_Exercise prompt_
Count how many lines contain the word "regenval". Please give only the number.

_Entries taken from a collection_
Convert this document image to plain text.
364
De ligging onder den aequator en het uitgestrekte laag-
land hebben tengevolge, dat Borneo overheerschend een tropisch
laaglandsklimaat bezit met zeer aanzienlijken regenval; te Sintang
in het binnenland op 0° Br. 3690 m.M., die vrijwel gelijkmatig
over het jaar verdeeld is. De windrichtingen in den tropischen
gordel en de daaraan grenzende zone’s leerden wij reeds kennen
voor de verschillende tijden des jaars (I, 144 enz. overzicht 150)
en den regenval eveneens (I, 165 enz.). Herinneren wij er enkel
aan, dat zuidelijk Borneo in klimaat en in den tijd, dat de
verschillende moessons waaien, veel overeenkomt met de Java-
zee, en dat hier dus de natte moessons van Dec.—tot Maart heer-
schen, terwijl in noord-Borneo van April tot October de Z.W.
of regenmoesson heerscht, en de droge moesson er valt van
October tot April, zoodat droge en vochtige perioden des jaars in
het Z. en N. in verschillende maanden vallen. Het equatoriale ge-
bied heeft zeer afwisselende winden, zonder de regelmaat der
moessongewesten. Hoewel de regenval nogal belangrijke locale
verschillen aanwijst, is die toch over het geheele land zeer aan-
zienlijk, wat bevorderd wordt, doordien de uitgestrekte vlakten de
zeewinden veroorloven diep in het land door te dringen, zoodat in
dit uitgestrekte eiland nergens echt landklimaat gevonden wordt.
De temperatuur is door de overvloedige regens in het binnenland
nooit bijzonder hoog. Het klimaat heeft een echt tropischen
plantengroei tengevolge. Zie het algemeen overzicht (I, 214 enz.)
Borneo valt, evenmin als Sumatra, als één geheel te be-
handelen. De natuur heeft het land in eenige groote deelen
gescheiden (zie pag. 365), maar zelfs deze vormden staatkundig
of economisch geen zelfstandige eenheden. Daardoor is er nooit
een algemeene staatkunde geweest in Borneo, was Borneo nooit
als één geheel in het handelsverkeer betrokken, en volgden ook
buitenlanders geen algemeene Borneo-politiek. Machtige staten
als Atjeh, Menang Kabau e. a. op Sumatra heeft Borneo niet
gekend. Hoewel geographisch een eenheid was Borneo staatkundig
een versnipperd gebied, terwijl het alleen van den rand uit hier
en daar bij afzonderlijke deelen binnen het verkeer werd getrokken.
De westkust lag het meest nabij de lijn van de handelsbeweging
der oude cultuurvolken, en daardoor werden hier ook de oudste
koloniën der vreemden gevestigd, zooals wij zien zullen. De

_Exercise output_
3